Could you reproduce the rows below word for word, from the line with "List every element" to the line with "data-point-circle — [915, 621, 953, 659]", leaving out the pictures?

[STORED DATA]
-------

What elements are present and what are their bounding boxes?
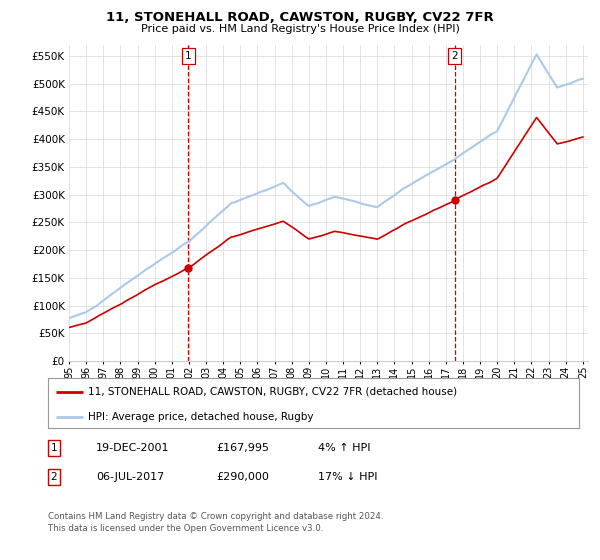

-------

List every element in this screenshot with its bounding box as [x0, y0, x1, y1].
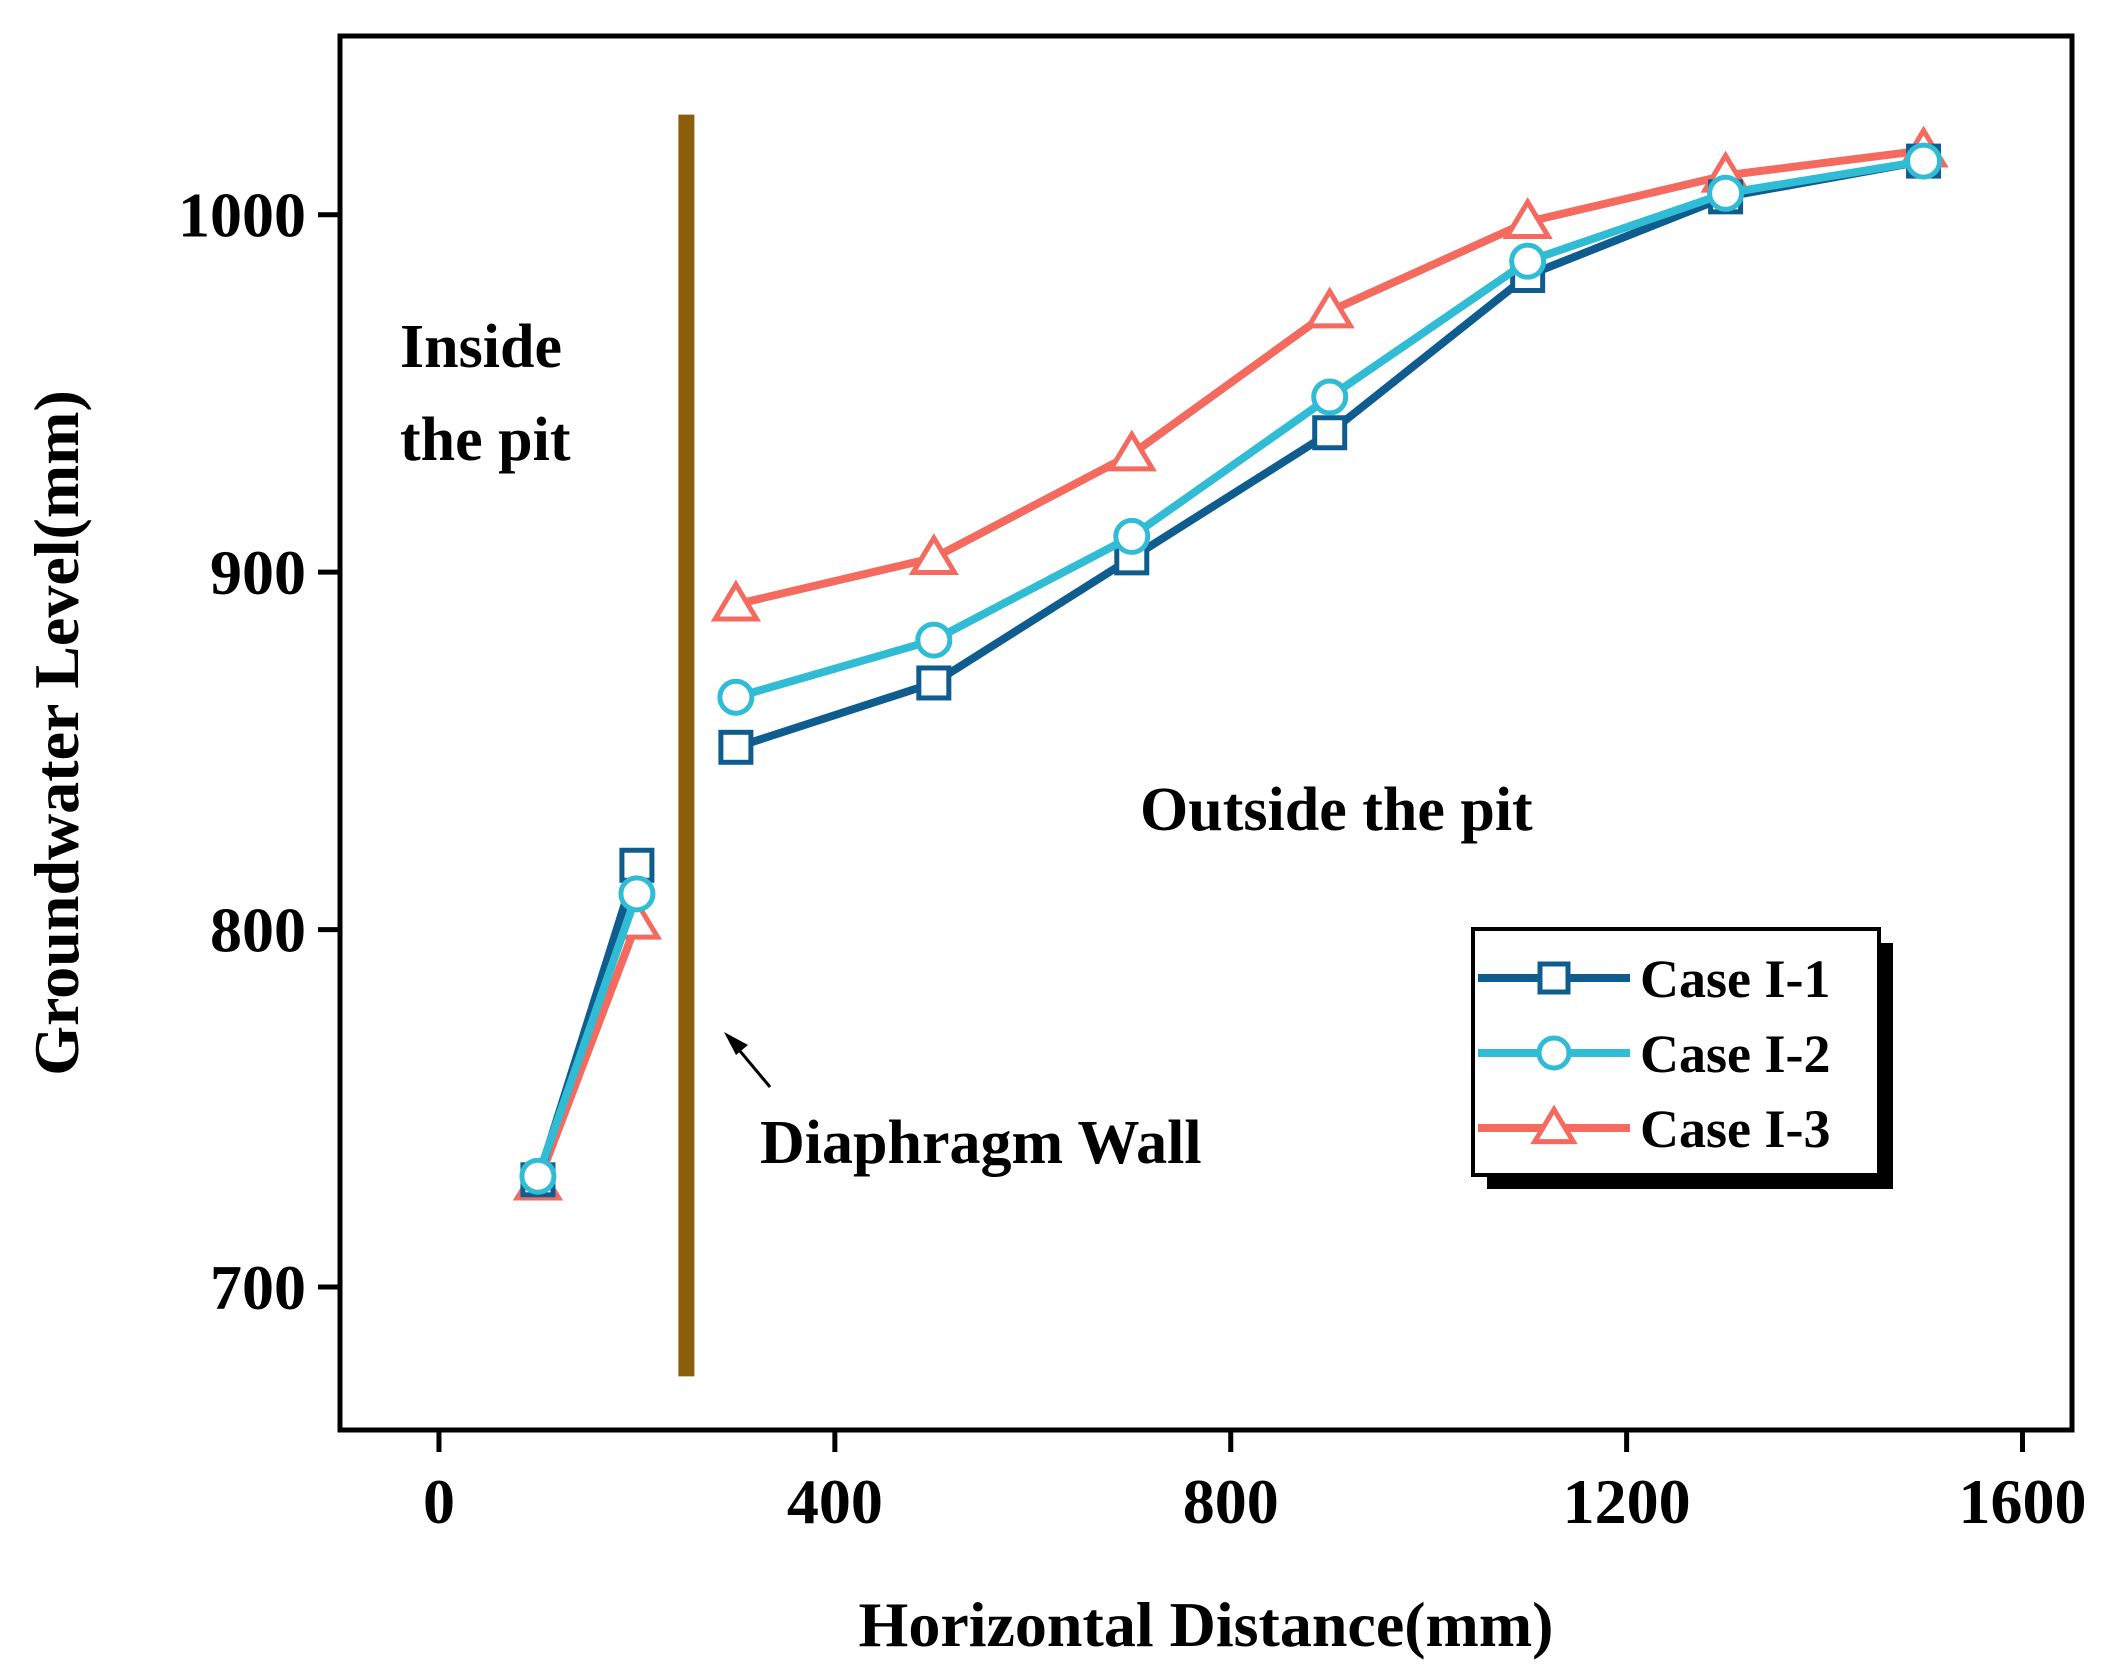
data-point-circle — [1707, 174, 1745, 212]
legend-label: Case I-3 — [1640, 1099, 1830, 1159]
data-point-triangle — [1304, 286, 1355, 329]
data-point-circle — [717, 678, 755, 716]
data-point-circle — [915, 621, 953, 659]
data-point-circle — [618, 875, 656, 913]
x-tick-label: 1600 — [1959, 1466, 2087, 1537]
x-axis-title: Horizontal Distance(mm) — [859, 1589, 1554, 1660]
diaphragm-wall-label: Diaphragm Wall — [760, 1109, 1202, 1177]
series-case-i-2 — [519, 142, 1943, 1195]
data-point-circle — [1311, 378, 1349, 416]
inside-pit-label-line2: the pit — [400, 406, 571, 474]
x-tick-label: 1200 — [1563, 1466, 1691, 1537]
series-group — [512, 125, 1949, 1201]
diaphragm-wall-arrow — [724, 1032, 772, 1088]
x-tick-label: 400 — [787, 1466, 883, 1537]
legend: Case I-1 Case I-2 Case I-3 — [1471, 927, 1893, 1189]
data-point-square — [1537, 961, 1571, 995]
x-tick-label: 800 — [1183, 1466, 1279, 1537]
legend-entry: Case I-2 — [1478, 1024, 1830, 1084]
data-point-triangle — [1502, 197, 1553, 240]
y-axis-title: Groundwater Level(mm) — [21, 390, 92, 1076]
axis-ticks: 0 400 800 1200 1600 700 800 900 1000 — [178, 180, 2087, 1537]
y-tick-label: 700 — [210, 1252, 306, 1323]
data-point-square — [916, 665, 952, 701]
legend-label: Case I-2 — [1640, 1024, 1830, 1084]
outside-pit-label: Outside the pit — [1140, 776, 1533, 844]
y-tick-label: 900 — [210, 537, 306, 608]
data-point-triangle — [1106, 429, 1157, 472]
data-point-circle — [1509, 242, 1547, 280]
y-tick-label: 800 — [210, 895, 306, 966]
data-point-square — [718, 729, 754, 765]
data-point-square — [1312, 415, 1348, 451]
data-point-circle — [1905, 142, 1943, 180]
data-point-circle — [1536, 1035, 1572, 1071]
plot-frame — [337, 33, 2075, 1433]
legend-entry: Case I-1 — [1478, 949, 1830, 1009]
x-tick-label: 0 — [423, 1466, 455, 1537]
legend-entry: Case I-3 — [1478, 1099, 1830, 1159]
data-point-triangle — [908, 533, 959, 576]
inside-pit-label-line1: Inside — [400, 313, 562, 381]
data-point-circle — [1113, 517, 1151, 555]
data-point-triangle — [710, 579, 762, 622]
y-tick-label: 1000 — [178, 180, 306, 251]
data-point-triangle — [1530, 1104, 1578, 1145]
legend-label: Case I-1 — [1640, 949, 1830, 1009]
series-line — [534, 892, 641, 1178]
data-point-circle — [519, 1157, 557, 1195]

-------

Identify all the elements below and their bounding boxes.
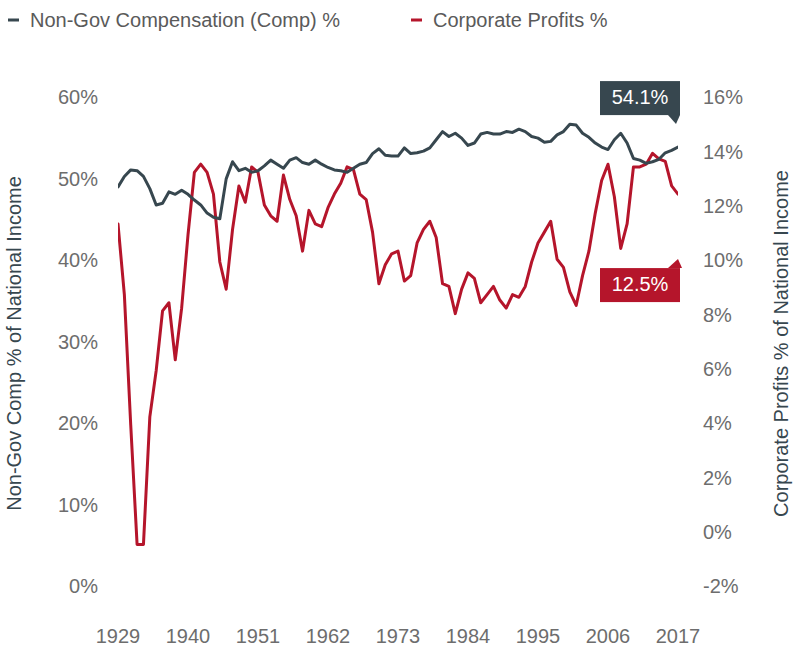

-------

[FULL SOLUTION]
List every element in this screenshot with its bounding box as [x0, y0, x1, y1].
data-point-circle — [1707, 174, 1745, 212]
legend-label: Case I-3 — [1640, 1099, 1830, 1159]
data-point-triangle — [1304, 286, 1355, 329]
data-point-circle — [717, 678, 755, 716]
data-point-circle — [915, 621, 953, 659]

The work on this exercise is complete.